[Written request] Please output the records below in full, exactly as given, but without the images.

[Input rows]
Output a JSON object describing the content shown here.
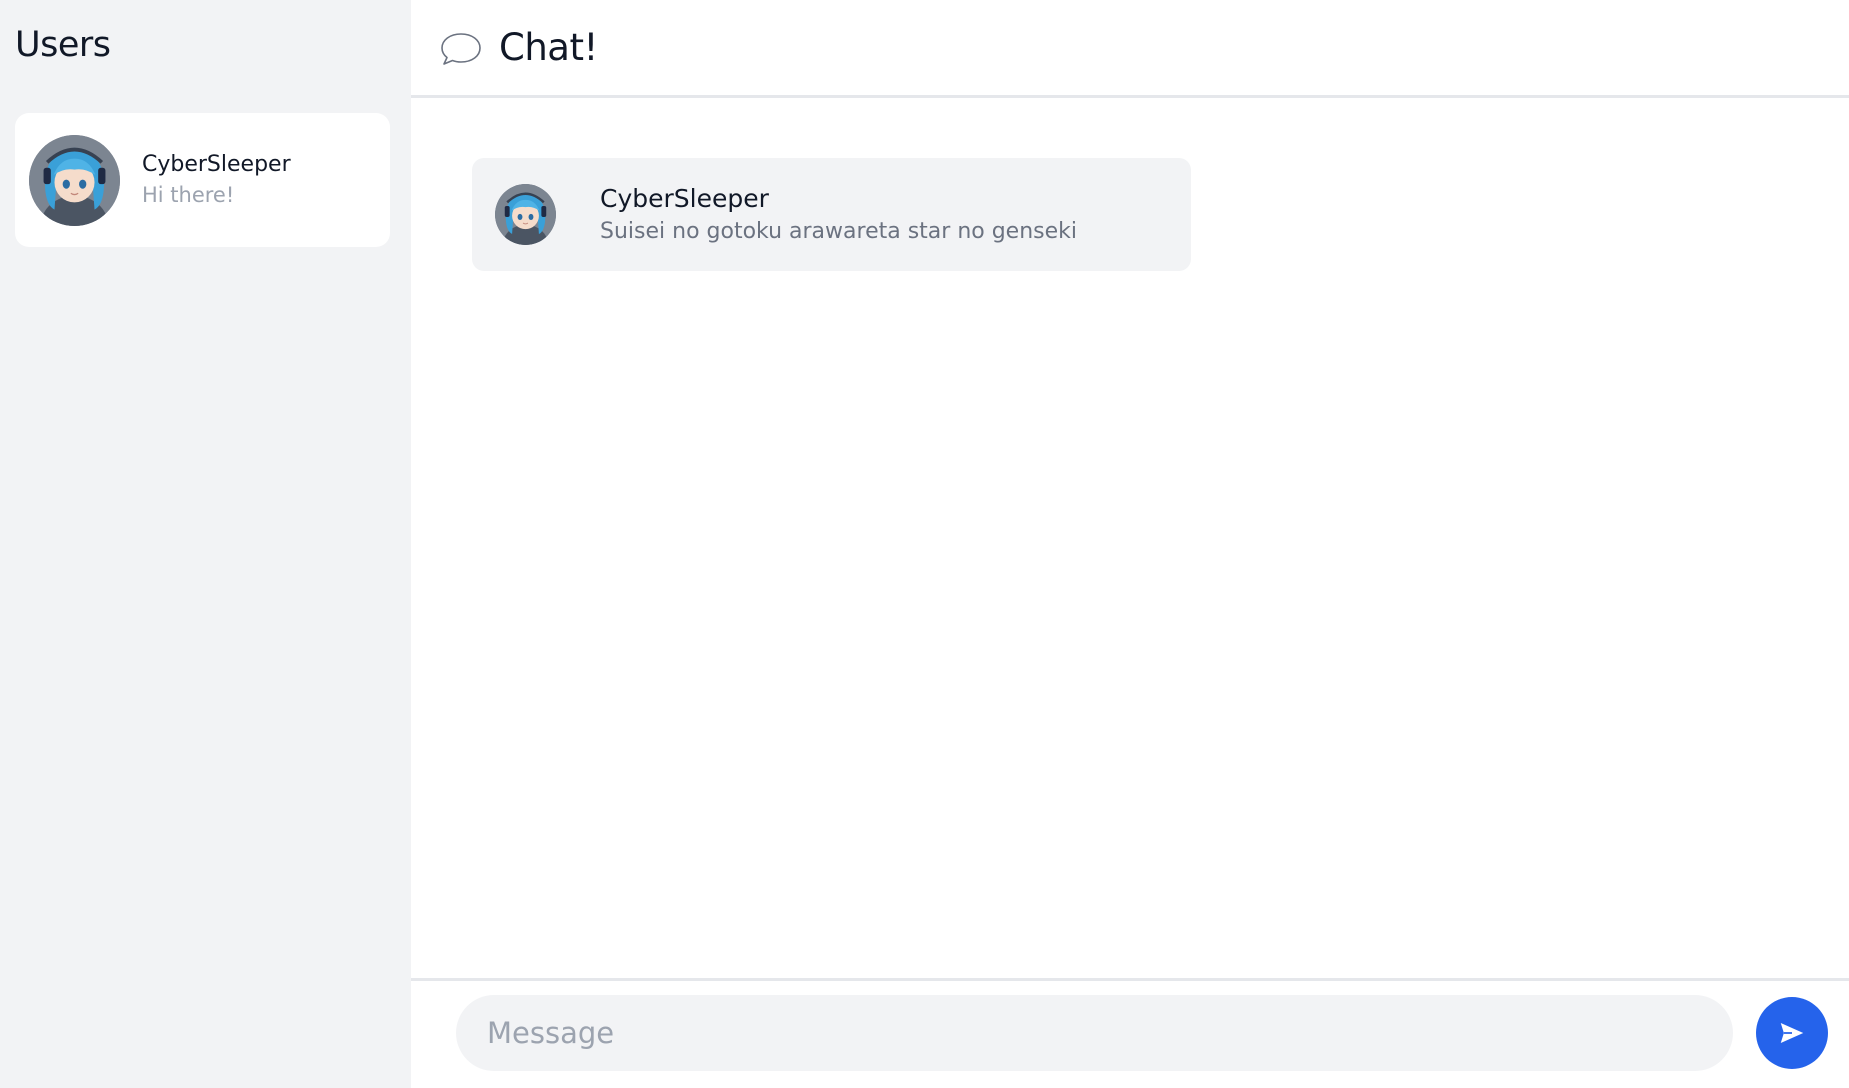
{
  "sidebar": {
    "title": "Users",
    "users": [
      {
        "name": "CyberSleeper",
        "preview": "Hi there!",
        "avatar_icon": "user-avatar"
      }
    ]
  },
  "header": {
    "icon": "chat-bubble-icon",
    "title": "Chat!"
  },
  "messages": [
    {
      "author": "CyberSleeper",
      "text": "Suisei no gotoku arawareta star no genseki",
      "avatar_icon": "user-avatar"
    }
  ],
  "composer": {
    "placeholder": "Message",
    "value": "",
    "send_icon": "send-icon"
  },
  "colors": {
    "sidebar_bg": "#f2f3f5",
    "accent": "#2563eb",
    "muted_text": "#9ca3af",
    "secondary_text": "#6b7280",
    "divider": "#e5e7eb"
  }
}
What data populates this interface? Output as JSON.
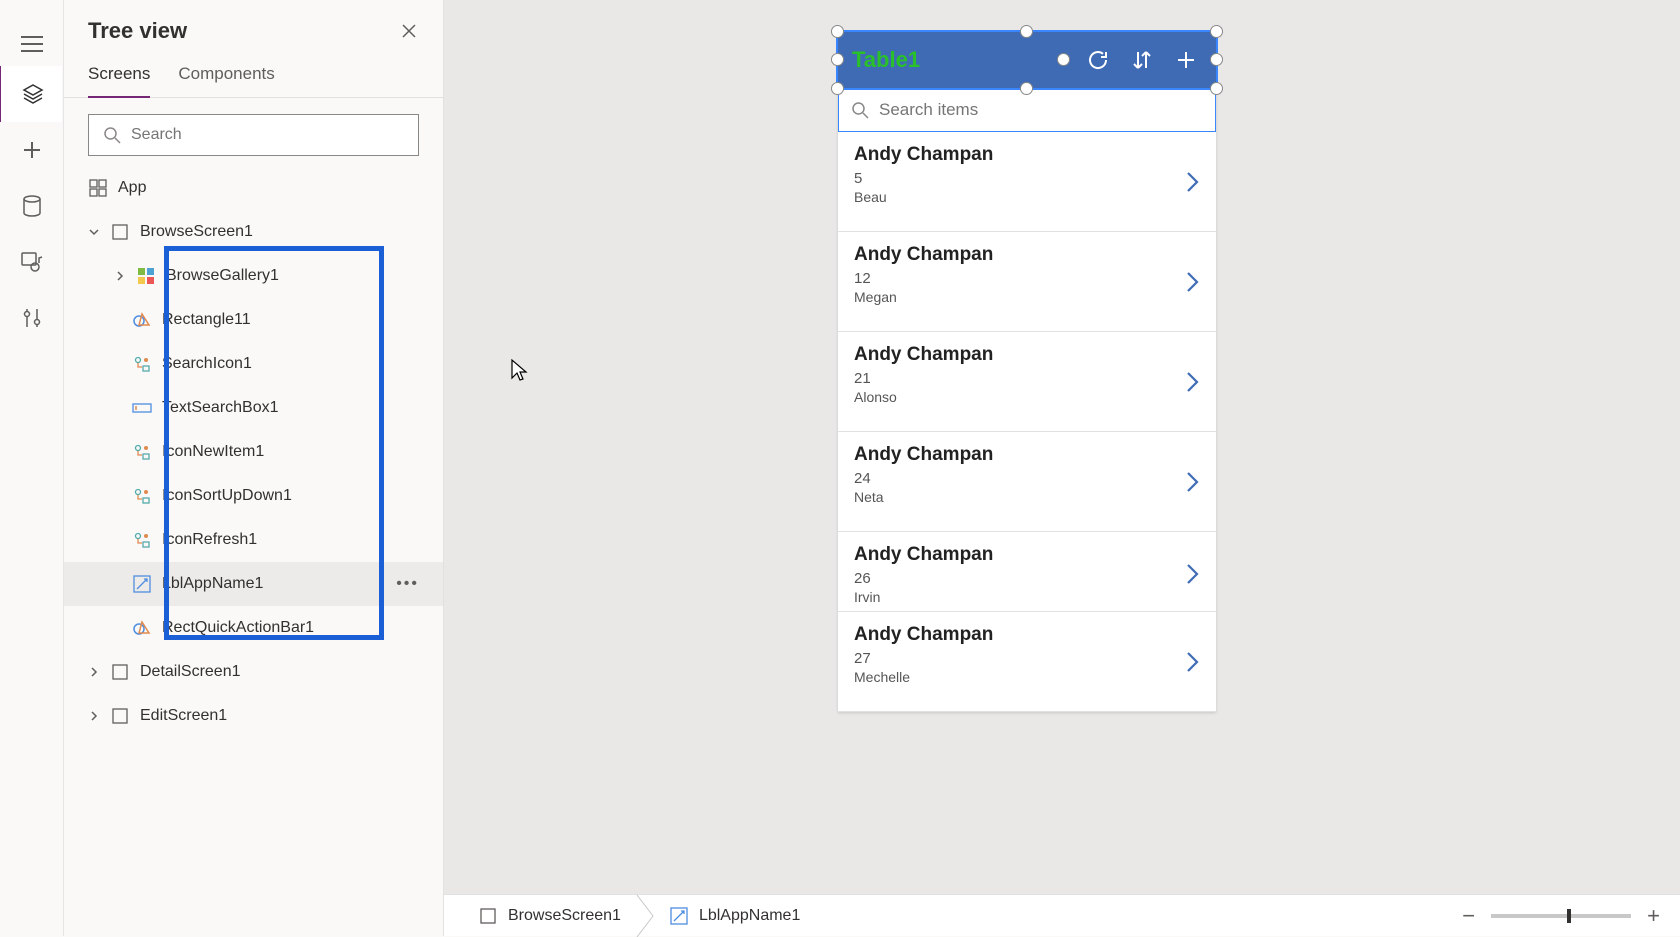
{
  "panel": {
    "title": "Tree view",
    "tabs": {
      "screens": "Screens",
      "components": "Components"
    },
    "search_placeholder": "Search",
    "app_label": "App",
    "nodes": {
      "browseScreen": "BrowseScreen1",
      "browseGallery": "BrowseGallery1",
      "rectangle11": "Rectangle11",
      "searchIcon1": "SearchIcon1",
      "textSearchBox1": "TextSearchBox1",
      "iconNewItem1": "IconNewItem1",
      "iconSortUpDown1": "IconSortUpDown1",
      "iconRefresh1": "IconRefresh1",
      "lblAppName1": "LblAppName1",
      "rectQuickActionBar1": "RectQuickActionBar1",
      "detailScreen1": "DetailScreen1",
      "editScreen1": "EditScreen1"
    }
  },
  "phone": {
    "title": "Table1",
    "search_placeholder": "Search items",
    "items": [
      {
        "name": "Andy Champan",
        "num": "5",
        "sub": "Beau"
      },
      {
        "name": "Andy Champan",
        "num": "12",
        "sub": "Megan"
      },
      {
        "name": "Andy Champan",
        "num": "21",
        "sub": "Alonso"
      },
      {
        "name": "Andy Champan",
        "num": "24",
        "sub": "Neta"
      },
      {
        "name": "Andy Champan",
        "num": "26",
        "sub": "Irvin"
      },
      {
        "name": "Andy Champan",
        "num": "27",
        "sub": "Mechelle"
      }
    ]
  },
  "status": {
    "crumb1": "BrowseScreen1",
    "crumb2": "LblAppName1"
  }
}
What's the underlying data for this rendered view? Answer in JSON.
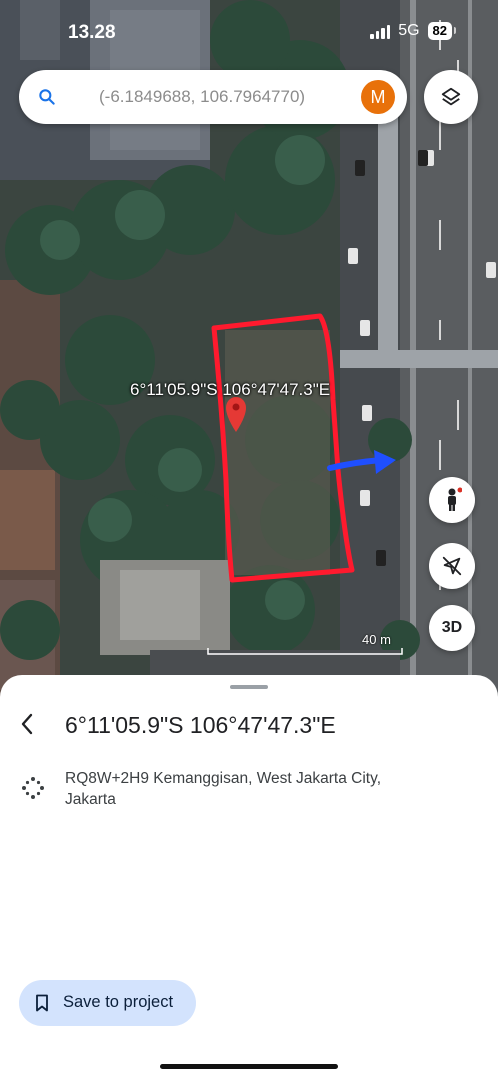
{
  "status_bar": {
    "time": "13.28",
    "network": "5G",
    "battery": "82"
  },
  "search": {
    "text": "(-6.1849688, 106.7964770)",
    "avatar_letter": "M"
  },
  "map": {
    "coordinate_label": "6°11'05.9\"S 106°47'47.3\"E",
    "scale_label": "40 m",
    "button_3d_label": "3D"
  },
  "sheet": {
    "title": "6°11'05.9\"S 106°47'47.3\"E",
    "address_line1": "RQ8W+2H9 Kemanggisan, West Jakarta City,",
    "address_line2": "Jakarta",
    "save_button_label": "Save to project"
  },
  "colors": {
    "avatar": "#e8710a",
    "annotation_outline": "#ff1a2e",
    "annotation_arrow": "#1f4fff",
    "pin": "#e53935",
    "save_button_bg": "#d3e3fd"
  },
  "icons": [
    "search-icon",
    "layers-icon",
    "pegman-icon",
    "location-off-icon",
    "back-arrow-icon",
    "plus-code-icon",
    "bookmark-icon"
  ]
}
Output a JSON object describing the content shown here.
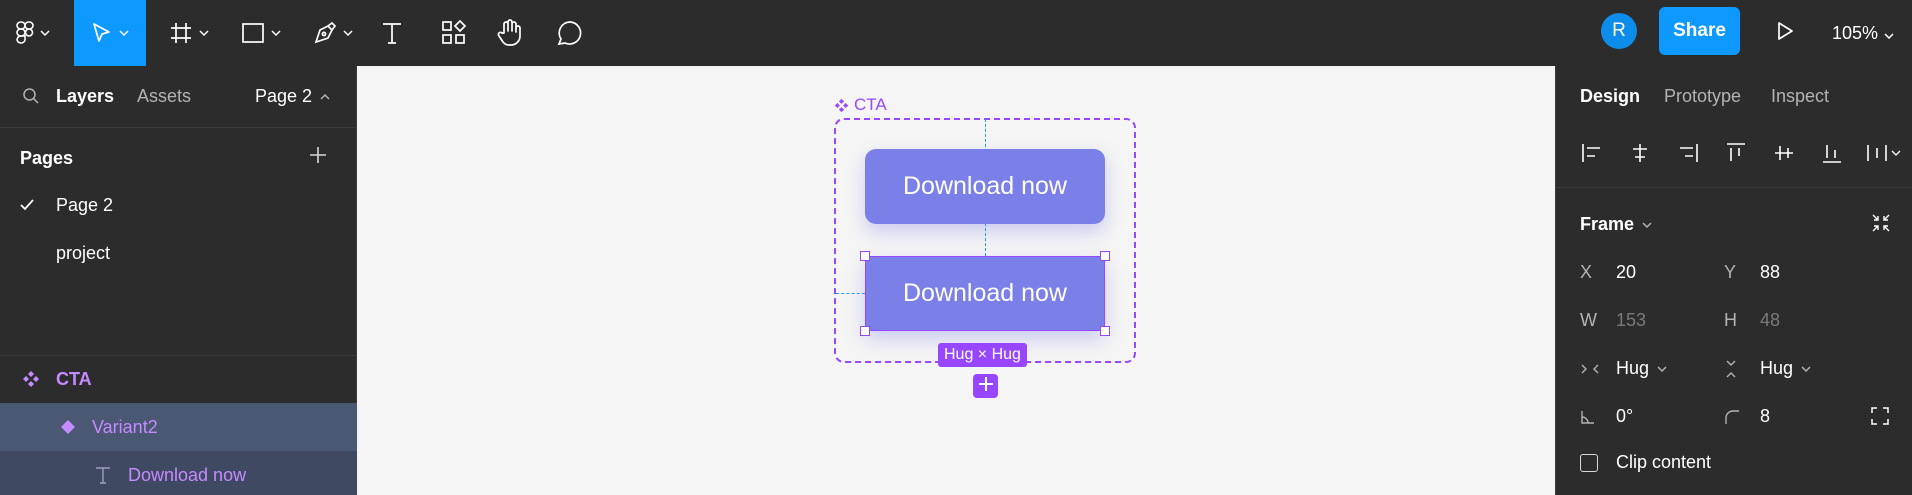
{
  "toolbar": {
    "tools": [
      "figma-menu",
      "move",
      "frame",
      "shape",
      "pen",
      "text",
      "resources",
      "hand",
      "comment"
    ],
    "avatar_initial": "R",
    "share_label": "Share",
    "zoom_label": "105%",
    "accent": "#0d99ff"
  },
  "left_panel": {
    "tabs": {
      "layers": "Layers",
      "assets": "Assets"
    },
    "current_page": "Page 2",
    "pages_heading": "Pages",
    "pages": [
      {
        "label": "Page 2",
        "selected": true
      },
      {
        "label": "project",
        "selected": false
      }
    ],
    "layers": [
      {
        "label": "CTA",
        "kind": "component-set"
      },
      {
        "label": "Variant2",
        "kind": "variant"
      },
      {
        "label": "Download now",
        "kind": "text"
      }
    ]
  },
  "canvas": {
    "component_label": "CTA",
    "button_1_label": "Download now",
    "button_2_label": "Download now",
    "hug_badge": "Hug × Hug",
    "component_color": "#9747ff",
    "button_color": "#7b7fe8"
  },
  "right_panel": {
    "tabs": {
      "design": "Design",
      "prototype": "Prototype",
      "inspect": "Inspect"
    },
    "section_title": "Frame",
    "props": {
      "x_label": "X",
      "x_value": "20",
      "y_label": "Y",
      "y_value": "88",
      "w_label": "W",
      "w_value": "153",
      "h_label": "H",
      "h_value": "48",
      "hresize_value": "Hug",
      "vresize_value": "Hug",
      "rotation_value": "0°",
      "radius_value": "8"
    },
    "clip_content_label": "Clip content",
    "clip_content_checked": false
  }
}
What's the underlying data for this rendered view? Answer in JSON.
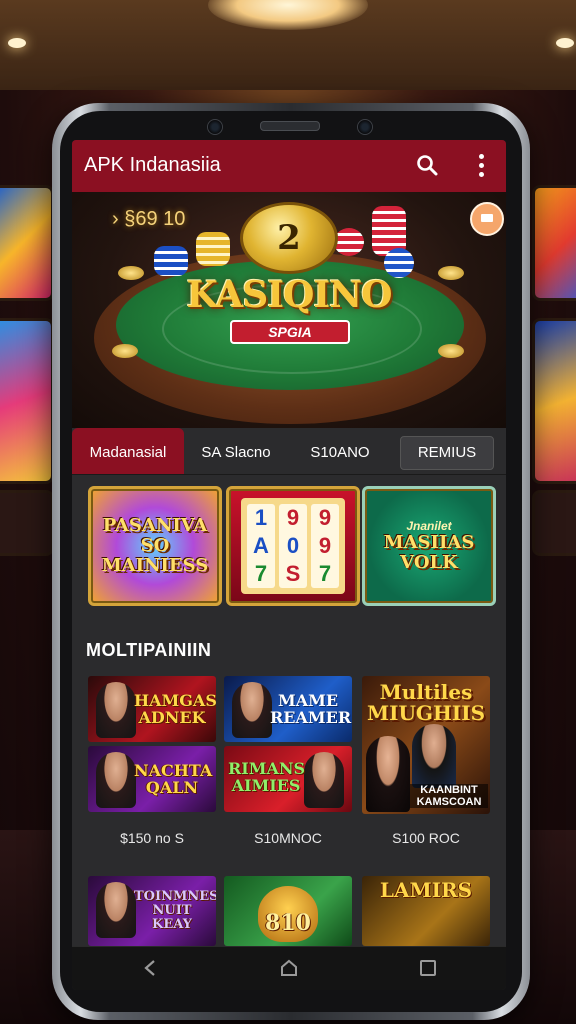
{
  "app": {
    "title": "APK Indanasiia"
  },
  "hero": {
    "sign_text": "› §69 10",
    "coin_number": "2",
    "logo_text": "KASIQINO",
    "sub_label": "SPGIA"
  },
  "tabs": [
    {
      "label": "Madanasial",
      "active": true
    },
    {
      "label": "SA Slacno",
      "active": false
    },
    {
      "label": "S10ANO",
      "active": false
    },
    {
      "label": "REMIUS",
      "active": false
    }
  ],
  "featured": [
    {
      "title": "PASANIVA SO MAINIESS"
    },
    {
      "reels": [
        "1",
        "A",
        "7",
        "9",
        "0",
        "S",
        "9",
        "9",
        "7"
      ]
    },
    {
      "small": "Jnanilet",
      "title": "MASIIAS VOLK"
    }
  ],
  "section": {
    "title": "MOLTIPAINIIN"
  },
  "games": [
    {
      "title": "HAMGAS ADNEK"
    },
    {
      "title": "MAME REAMER"
    },
    {
      "title": "NACHTA QALN"
    },
    {
      "title": "RIMANS AIMIES"
    },
    {
      "title": "Multiles MIUGHIIS",
      "subtitle": "KAANBINT KAMSCOAN"
    },
    {
      "title": "TOINMNES NUIT KEAY"
    },
    {
      "title": "810"
    },
    {
      "title": "LAMIRS"
    }
  ],
  "prices": [
    "$150 no S",
    "S10MNOC",
    "S100 ROC"
  ],
  "colors": {
    "accent": "#8b1022",
    "background": "#2b2b2d"
  }
}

[The result]
Output a JSON object describing the content shown here.
{
  "sidebar": {
    "title": "Users",
    "users": [
      {
        "name": "CyberSleeper",
        "preview": "Hi there!",
        "avatar_icon": "user-avatar"
      }
    ]
  },
  "header": {
    "icon": "chat-bubble-icon",
    "title": "Chat!"
  },
  "messages": [
    {
      "author": "CyberSleeper",
      "text": "Suisei no gotoku arawareta star no genseki",
      "avatar_icon": "user-avatar"
    }
  ],
  "composer": {
    "placeholder": "Message",
    "value": "",
    "send_icon": "send-icon"
  },
  "colors": {
    "sidebar_bg": "#f2f3f5",
    "accent": "#2563eb",
    "muted_text": "#9ca3af",
    "secondary_text": "#6b7280",
    "divider": "#e5e7eb"
  }
}
What data populates this interface? Output as JSON.
{
  "panel": {
    "title": "Tree view",
    "tabs": {
      "screens": "Screens",
      "components": "Components"
    },
    "search_placeholder": "Search",
    "app_label": "App",
    "nodes": {
      "browseScreen": "BrowseScreen1",
      "browseGallery": "BrowseGallery1",
      "rectangle11": "Rectangle11",
      "searchIcon1": "SearchIcon1",
      "textSearchBox1": "TextSearchBox1",
      "iconNewItem1": "IconNewItem1",
      "iconSortUpDown1": "IconSortUpDown1",
      "iconRefresh1": "IconRefresh1",
      "lblAppName1": "LblAppName1",
      "rectQuickActionBar1": "RectQuickActionBar1",
      "detailScreen1": "DetailScreen1",
      "editScreen1": "EditScreen1"
    }
  },
  "phone": {
    "title": "Table1",
    "search_placeholder": "Search items",
    "items": [
      {
        "name": "Andy Champan",
        "num": "5",
        "sub": "Beau"
      },
      {
        "name": "Andy Champan",
        "num": "12",
        "sub": "Megan"
      },
      {
        "name": "Andy Champan",
        "num": "21",
        "sub": "Alonso"
      },
      {
        "name": "Andy Champan",
        "num": "24",
        "sub": "Neta"
      },
      {
        "name": "Andy Champan",
        "num": "26",
        "sub": "Irvin"
      },
      {
        "name": "Andy Champan",
        "num": "27",
        "sub": "Mechelle"
      }
    ]
  },
  "status": {
    "crumb1": "BrowseScreen1",
    "crumb2": "LblAppName1"
  }
}
What's the underlying data for this rendered view? Answer in JSON.
{
  "status_bar": {
    "time": "13.28",
    "network": "5G",
    "battery": "82"
  },
  "search": {
    "text": "(-6.1849688, 106.7964770)",
    "avatar_letter": "M"
  },
  "map": {
    "coordinate_label": "6°11'05.9\"S 106°47'47.3\"E",
    "scale_label": "40 m",
    "button_3d_label": "3D"
  },
  "sheet": {
    "title": "6°11'05.9\"S 106°47'47.3\"E",
    "address_line1": "RQ8W+2H9 Kemanggisan, West Jakarta City,",
    "address_line2": "Jakarta",
    "save_button_label": "Save to project"
  },
  "colors": {
    "avatar": "#e8710a",
    "annotation_outline": "#ff1a2e",
    "annotation_arrow": "#1f4fff",
    "pin": "#e53935",
    "save_button_bg": "#d3e3fd"
  },
  "icons": [
    "search-icon",
    "layers-icon",
    "pegman-icon",
    "location-off-icon",
    "back-arrow-icon",
    "plus-code-icon",
    "bookmark-icon"
  ]
}
Output a JSON object describing the content shown here.
{
  "toolbar": {
    "tools": [
      "figma-menu",
      "move",
      "frame",
      "shape",
      "pen",
      "text",
      "resources",
      "hand",
      "comment"
    ],
    "avatar_initial": "R",
    "share_label": "Share",
    "zoom_label": "105%",
    "accent": "#0d99ff"
  },
  "left_panel": {
    "tabs": {
      "layers": "Layers",
      "assets": "Assets"
    },
    "current_page": "Page 2",
    "pages_heading": "Pages",
    "pages": [
      {
        "label": "Page 2",
        "selected": true
      },
      {
        "label": "project",
        "selected": false
      }
    ],
    "layers": [
      {
        "label": "CTA",
        "kind": "component-set"
      },
      {
        "label": "Variant2",
        "kind": "variant"
      },
      {
        "label": "Download now",
        "kind": "text"
      }
    ]
  },
  "canvas": {
    "component_label": "CTA",
    "button_1_label": "Download now",
    "button_2_label": "Download now",
    "hug_badge": "Hug × Hug",
    "component_color": "#9747ff",
    "button_color": "#7b7fe8"
  },
  "right_panel": {
    "tabs": {
      "design": "Design",
      "prototype": "Prototype",
      "inspect": "Inspect"
    },
    "section_title": "Frame",
    "props": {
      "x_label": "X",
      "x_value": "20",
      "y_label": "Y",
      "y_value": "88",
      "w_label": "W",
      "w_value": "153",
      "h_label": "H",
      "h_value": "48",
      "hresize_value": "Hug",
      "vresize_value": "Hug",
      "rotation_value": "0°",
      "radius_value": "8"
    },
    "clip_content_label": "Clip content",
    "clip_content_checked": false
  }
}
What's the underlying data for this rendered view? Answer in JSON.
{
  "app": {
    "title": "APK Indanasiia"
  },
  "hero": {
    "sign_text": "› §69 10",
    "coin_number": "2",
    "logo_text": "KASIQINO",
    "sub_label": "SPGIA"
  },
  "tabs": [
    {
      "label": "Madanasial",
      "active": true
    },
    {
      "label": "SA Slacno",
      "active": false
    },
    {
      "label": "S10ANO",
      "active": false
    },
    {
      "label": "REMIUS",
      "active": false
    }
  ],
  "featured": [
    {
      "title": "PASANIVA SO MAINIESS"
    },
    {
      "reels": [
        "1",
        "A",
        "7",
        "9",
        "0",
        "S",
        "9",
        "9",
        "7"
      ]
    },
    {
      "small": "Jnanilet",
      "title": "MASIIAS VOLK"
    }
  ],
  "section": {
    "title": "MOLTIPAINIIN"
  },
  "games": [
    {
      "title": "HAMGAS ADNEK"
    },
    {
      "title": "MAME REAMER"
    },
    {
      "title": "NACHTA QALN"
    },
    {
      "title": "RIMANS AIMIES"
    },
    {
      "title": "Multiles MIUGHIIS",
      "subtitle": "KAANBINT KAMSCOAN"
    },
    {
      "title": "TOINMNES NUIT KEAY"
    },
    {
      "title": "810"
    },
    {
      "title": "LAMIRS"
    }
  ],
  "prices": [
    "$150 no S",
    "S10MNOC",
    "S100 ROC"
  ],
  "colors": {
    "accent": "#8b1022",
    "background": "#2b2b2d"
  }
}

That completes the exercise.